──────── RECORDS ────────

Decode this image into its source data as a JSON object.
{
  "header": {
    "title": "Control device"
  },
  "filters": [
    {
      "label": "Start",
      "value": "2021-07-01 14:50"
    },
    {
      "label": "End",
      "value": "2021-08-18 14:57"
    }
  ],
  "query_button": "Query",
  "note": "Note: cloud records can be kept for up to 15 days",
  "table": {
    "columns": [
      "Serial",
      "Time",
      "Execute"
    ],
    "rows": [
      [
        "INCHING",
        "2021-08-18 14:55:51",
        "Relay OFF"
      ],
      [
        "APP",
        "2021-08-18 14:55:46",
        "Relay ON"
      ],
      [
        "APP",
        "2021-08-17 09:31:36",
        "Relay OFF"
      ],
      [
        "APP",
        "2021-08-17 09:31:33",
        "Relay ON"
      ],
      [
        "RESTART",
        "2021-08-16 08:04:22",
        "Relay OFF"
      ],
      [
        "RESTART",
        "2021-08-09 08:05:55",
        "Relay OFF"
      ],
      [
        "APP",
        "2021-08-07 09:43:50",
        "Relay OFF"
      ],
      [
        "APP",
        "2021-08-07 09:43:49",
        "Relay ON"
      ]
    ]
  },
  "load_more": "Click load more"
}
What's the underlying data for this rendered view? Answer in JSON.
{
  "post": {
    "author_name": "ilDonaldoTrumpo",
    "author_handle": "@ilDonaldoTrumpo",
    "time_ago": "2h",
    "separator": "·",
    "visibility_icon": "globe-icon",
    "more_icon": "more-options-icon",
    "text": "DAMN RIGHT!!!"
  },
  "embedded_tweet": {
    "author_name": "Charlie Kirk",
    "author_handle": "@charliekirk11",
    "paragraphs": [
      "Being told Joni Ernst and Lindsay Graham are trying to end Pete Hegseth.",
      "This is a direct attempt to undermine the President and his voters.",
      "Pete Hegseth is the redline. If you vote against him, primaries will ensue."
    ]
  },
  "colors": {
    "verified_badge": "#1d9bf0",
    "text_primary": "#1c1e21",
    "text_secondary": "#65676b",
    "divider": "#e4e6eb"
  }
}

────────
──────── RECORDS ────────

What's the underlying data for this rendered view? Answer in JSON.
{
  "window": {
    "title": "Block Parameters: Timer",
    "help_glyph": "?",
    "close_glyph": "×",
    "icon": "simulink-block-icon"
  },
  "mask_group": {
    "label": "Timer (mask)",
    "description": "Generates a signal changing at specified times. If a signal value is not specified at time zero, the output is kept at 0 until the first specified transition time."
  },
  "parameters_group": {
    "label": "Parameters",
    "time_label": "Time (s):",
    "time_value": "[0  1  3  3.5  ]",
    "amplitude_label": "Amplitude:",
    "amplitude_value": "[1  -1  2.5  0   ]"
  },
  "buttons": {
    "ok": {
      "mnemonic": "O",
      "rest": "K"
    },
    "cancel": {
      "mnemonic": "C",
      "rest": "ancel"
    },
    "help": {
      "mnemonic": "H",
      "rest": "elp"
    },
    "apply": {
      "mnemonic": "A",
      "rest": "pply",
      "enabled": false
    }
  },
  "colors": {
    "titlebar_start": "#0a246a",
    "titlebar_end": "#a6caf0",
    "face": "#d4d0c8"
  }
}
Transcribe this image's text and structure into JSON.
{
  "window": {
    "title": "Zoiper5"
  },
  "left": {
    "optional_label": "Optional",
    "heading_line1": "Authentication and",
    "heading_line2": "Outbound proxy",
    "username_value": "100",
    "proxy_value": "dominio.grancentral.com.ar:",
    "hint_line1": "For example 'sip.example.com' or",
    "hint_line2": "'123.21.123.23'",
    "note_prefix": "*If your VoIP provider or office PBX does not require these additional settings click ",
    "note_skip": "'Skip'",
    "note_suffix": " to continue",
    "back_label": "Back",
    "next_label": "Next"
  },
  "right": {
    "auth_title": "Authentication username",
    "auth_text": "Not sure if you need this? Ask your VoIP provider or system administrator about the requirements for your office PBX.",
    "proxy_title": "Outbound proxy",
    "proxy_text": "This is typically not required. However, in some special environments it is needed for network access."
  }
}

────────
──────── RECORDS ────────

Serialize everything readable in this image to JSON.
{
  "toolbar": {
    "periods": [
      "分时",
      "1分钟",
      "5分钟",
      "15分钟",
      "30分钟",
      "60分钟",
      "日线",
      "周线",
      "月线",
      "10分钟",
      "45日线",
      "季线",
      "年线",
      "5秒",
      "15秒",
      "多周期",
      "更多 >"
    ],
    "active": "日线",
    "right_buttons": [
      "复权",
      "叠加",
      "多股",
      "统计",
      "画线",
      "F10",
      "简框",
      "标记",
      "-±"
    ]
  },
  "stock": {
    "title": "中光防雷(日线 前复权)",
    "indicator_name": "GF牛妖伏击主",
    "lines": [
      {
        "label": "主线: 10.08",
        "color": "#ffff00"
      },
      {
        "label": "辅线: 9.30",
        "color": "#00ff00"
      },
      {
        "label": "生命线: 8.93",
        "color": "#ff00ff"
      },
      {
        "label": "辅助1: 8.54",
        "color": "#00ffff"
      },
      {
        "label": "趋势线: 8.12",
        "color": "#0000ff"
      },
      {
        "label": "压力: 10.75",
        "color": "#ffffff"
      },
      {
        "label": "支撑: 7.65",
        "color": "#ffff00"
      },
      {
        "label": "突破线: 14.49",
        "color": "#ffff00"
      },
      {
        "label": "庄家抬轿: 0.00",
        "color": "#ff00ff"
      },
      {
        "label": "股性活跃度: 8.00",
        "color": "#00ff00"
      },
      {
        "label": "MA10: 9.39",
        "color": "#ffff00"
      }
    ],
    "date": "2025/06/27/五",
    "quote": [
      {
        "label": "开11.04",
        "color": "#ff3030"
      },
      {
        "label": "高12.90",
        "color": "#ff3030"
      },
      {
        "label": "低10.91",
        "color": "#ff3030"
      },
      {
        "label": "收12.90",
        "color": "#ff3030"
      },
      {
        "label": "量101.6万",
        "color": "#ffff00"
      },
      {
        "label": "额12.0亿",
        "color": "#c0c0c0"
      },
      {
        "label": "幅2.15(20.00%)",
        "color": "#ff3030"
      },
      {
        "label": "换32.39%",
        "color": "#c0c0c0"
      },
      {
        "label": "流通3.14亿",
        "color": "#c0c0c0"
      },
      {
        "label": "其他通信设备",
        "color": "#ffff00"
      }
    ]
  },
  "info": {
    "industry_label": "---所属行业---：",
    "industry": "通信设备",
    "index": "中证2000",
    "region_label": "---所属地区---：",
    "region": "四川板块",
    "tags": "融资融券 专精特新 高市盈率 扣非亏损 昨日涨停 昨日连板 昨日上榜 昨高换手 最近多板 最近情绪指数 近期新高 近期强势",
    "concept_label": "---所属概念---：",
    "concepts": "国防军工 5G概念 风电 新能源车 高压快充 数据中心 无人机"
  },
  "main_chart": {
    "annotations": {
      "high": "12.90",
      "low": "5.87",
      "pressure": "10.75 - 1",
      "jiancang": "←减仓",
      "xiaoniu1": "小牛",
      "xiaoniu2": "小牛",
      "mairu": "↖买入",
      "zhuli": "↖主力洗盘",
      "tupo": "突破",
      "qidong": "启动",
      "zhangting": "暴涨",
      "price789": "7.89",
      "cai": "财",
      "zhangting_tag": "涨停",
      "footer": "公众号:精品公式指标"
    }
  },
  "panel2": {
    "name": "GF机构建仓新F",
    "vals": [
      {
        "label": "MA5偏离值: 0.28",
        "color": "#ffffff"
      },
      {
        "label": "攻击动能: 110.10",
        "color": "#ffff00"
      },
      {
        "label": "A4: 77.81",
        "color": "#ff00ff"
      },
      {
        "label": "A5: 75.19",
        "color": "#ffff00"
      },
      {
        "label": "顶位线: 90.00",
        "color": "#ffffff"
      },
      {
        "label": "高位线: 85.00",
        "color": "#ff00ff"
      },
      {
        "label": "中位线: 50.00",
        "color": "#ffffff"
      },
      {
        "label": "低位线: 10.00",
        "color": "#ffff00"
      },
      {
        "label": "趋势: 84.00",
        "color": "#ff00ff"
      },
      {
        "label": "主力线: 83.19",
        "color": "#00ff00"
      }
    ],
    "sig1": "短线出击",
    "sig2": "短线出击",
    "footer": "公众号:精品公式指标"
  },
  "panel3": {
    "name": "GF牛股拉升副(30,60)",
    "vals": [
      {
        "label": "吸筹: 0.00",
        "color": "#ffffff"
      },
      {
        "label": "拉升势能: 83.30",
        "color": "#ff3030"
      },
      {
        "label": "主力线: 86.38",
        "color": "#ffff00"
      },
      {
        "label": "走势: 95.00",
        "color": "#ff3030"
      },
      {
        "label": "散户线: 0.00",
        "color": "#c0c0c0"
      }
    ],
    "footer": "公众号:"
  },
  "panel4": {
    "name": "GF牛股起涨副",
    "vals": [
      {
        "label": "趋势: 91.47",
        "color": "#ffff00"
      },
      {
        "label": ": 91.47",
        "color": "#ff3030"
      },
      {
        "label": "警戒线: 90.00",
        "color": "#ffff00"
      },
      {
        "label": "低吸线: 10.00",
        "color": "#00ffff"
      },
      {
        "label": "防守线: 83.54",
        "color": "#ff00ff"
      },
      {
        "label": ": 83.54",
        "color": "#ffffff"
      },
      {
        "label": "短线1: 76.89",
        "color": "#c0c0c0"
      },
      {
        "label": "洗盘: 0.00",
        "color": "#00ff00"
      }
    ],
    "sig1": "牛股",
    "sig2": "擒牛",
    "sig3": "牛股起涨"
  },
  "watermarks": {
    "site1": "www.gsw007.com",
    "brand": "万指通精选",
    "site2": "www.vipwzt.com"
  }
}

────────

- CHALLENGE:
From the data above, copy each line that has the string "VoIP".

- RESPONSE:
    "note_prefix": "*If your VoIP provider or office PBX does not require these additional settings click ",
    "auth_text": "Not sure if you need this? Ask your VoIP provider or system administrator about the requirements for your office PBX.",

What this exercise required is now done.